--- begin EXCERPTED TEXT ---

Twinkle-Wong commented 1 year ago

the kind of password is hex :9E21C2E741A4910AE284888670DABD7A

bb.pdf

Twinkle-Wong commented 1 year ago

I am certain that this key is correct because it was successfully decrypted using the pikepdf library in Python

Twinkle-Wong commented 1 year ago

The source code for Python is

from pikepdf import Pdf

out = open("11.pdf", "wb")
file_key = "9E21C2E741A4910AE284888670DABD7A"
Pdf.open("bb.pdf", password=file_key, hex_password=True).save(out)
out.close()
THausherr commented 1 year ago

PDFBox for desktop also fails to open this file: "IOException: No security handler for filter TTKN.PubSec".

THausherr commented 1 year ago

I'm not with this project, I'm with the desktop PDF project, I just hang around in other PDF projects too. tilman at snafu dot de

Twinkle-Wong commented 1 year ago

I'm just trying to work this out with you, and it has very little to do with desktop or mobile

Twinkle-Wong commented 1 year ago

I'm extremely sorry, the format of the PDF file I provided you above is not fixed. I will upload the file named output.pdf again. Could you please try decrypting this PDF file for me again

Twinkle-Wong commented 1 year ago

output.pdf

THausherr commented 1 year ago

I can't open it with PDFBox for desktop or PDF.js because this is a binary password. According to a converter the password is "!ÂçA¤‘ ℈†pÚ½z" which isn't really helpful.

--- end EXCERPTED TEXT ---

### WRITTEN EXERCISE A:
Put the listing lines from the start of the listing through the line containing "recipient-line: Stock Exchange Building", inclusive, into a Markdown table with the columns Row and Listing line, leaving out blank lines.

--- begin STORED DATA ---

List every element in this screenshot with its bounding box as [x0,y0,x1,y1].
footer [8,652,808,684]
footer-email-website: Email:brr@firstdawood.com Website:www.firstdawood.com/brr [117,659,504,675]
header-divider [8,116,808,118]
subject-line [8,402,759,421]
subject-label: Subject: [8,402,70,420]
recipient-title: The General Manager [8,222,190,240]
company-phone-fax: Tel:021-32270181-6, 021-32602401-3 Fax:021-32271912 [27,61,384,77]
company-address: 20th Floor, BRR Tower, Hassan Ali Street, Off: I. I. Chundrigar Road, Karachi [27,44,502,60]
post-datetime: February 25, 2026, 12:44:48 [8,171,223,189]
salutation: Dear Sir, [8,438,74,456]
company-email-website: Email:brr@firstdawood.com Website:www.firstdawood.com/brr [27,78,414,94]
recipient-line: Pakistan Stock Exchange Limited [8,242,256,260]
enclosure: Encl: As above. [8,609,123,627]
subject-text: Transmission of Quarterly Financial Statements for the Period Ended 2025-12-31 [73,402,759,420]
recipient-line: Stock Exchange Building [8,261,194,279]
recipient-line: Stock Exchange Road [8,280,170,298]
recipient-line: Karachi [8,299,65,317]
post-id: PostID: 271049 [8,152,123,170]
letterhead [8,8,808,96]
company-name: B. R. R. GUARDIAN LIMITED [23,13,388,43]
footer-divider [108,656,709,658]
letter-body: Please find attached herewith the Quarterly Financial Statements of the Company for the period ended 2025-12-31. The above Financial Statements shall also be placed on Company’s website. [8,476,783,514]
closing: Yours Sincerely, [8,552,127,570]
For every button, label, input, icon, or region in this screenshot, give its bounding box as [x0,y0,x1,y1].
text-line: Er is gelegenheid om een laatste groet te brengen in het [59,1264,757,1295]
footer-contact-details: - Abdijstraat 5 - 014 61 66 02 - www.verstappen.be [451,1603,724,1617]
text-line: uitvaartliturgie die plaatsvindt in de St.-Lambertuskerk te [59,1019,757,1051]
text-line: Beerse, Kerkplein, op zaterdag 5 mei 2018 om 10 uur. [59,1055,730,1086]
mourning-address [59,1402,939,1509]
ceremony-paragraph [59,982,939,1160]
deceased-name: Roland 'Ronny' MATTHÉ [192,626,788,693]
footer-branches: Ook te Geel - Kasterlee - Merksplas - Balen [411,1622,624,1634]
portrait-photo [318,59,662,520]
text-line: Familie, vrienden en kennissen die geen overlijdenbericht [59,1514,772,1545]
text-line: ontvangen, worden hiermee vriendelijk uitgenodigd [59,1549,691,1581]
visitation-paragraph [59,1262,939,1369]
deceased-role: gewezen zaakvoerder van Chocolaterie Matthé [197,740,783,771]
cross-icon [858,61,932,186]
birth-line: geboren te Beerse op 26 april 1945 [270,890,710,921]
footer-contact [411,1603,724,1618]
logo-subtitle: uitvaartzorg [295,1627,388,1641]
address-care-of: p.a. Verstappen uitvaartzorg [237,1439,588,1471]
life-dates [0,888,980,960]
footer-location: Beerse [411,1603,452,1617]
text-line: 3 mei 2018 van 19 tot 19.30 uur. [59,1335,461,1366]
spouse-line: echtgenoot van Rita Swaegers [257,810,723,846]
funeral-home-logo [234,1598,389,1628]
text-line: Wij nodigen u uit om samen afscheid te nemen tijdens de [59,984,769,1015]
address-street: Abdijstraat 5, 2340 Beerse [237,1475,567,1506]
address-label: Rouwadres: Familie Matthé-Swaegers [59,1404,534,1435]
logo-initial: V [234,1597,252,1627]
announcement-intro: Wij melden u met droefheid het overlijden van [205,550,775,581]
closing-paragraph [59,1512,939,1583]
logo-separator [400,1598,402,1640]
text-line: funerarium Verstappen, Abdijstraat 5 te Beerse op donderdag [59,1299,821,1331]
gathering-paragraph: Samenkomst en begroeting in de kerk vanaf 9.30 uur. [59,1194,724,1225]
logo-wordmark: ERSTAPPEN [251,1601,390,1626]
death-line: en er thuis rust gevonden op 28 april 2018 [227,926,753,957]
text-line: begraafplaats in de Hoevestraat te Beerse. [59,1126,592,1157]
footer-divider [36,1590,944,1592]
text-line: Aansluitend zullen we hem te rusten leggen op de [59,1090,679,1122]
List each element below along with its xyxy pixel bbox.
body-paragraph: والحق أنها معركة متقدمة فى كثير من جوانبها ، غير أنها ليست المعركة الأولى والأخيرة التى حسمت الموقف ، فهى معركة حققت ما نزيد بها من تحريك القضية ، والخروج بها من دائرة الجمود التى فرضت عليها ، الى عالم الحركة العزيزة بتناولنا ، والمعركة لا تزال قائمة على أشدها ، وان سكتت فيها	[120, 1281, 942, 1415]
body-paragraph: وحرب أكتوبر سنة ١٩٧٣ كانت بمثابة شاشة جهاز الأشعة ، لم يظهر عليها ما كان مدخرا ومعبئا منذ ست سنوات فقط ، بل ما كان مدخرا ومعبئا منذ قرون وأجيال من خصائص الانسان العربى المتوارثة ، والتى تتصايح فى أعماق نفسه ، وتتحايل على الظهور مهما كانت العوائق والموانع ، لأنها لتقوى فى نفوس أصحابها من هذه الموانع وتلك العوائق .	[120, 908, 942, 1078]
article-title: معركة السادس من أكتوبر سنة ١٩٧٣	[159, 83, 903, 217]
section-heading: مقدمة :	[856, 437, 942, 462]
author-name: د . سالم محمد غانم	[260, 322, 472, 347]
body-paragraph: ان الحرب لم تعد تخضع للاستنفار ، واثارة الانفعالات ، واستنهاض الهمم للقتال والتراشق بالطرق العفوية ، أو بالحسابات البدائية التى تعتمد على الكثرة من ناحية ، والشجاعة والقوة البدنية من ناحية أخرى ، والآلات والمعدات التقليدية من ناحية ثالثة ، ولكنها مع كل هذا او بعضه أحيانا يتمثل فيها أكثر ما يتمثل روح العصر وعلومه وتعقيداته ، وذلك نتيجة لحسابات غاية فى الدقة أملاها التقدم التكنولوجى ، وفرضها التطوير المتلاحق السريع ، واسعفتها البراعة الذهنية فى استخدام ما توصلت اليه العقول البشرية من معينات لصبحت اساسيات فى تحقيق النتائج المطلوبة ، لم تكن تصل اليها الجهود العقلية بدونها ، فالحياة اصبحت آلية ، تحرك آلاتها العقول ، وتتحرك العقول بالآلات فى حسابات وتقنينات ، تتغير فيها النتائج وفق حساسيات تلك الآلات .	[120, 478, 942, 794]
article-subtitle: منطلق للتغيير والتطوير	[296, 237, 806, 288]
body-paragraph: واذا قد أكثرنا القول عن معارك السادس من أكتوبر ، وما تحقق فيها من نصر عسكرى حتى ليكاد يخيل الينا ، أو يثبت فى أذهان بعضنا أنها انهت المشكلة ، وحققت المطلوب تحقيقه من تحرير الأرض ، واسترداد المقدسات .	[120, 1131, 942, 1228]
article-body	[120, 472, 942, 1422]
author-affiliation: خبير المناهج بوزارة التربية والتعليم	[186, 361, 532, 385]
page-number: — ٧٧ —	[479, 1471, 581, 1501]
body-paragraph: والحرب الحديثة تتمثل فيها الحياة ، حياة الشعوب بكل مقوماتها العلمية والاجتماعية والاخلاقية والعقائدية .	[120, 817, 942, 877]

--- end STORED DATA ---

### WRITTEN EXERCISE B:
Edit the comment thread between "I'm extremely sorry, the" and "isn't really helpful.", inclusive, so that "binary" is replaced with "hexadecimal".

### FINAL RESULT A:
| Row | Listing line |
|---|---|
| 1 | List every element in this screenshot with its bounding box as [x0,y0,x1,y1]. |
| 2 | footer [8,652,808,684] |
| 3 | footer-email-website: Email:brr@firstdawood.com Website:www.firstdawood.com/brr [117,659,504,675] |
| 4 | header-divider [8,116,808,118] |
| 5 | subject-line [8,402,759,421] |
| 6 | subject-label: Subject: [8,402,70,420] |
| 7 | recipient-title: The General Manager [8,222,190,240] |
| 8 | company-phone-fax: Tel:021-32270181-6, 021-32602401-3 Fax:021-32271912 [27,61,384,77] |
| 9 | company-address: 20th Floor, BRR Tower, Hassan Ali Street, Off: I. I. Chundrigar Road, Karachi [27,44,502,60] |
| 10 | post-datetime: February 25, 2026, 12:44:48 [8,171,223,189] |
| 11 | salutation: Dear Sir, [8,438,74,456] |
| 12 | company-email-website: Email:brr@firstdawood.com Website:www.firstdawood.com/brr [27,78,414,94] |
| 13 | recipient-line: Pakistan Stock Exchange Limited [8,242,256,260] |
| 14 | enclosure: Encl: As above. [8,609,123,627] |
| 15 | subject-text: Transmission of Quarterly Financial Statements for the Period Ended 2025-12-31 [73,402,759,420] |
| 16 | recipient-line: Stock Exchange Building [8,261,194,279] |

### FINAL RESULT B:
I'm extremely sorry, the format of the PDF file I provided you above is not fixed. I will upload the file named output.pdf again. Could you please try decrypting this PDF file for me again

Twinkle-Wong commented 1 year ago

output.pdf

THausherr commented 1 year ago

I can't open it with PDFBox for desktop or PDF.js because this is a hexadecimal password. According to a converter the password is "!ÂçA¤‘ ℈†pÚ½z" which isn't really helpful.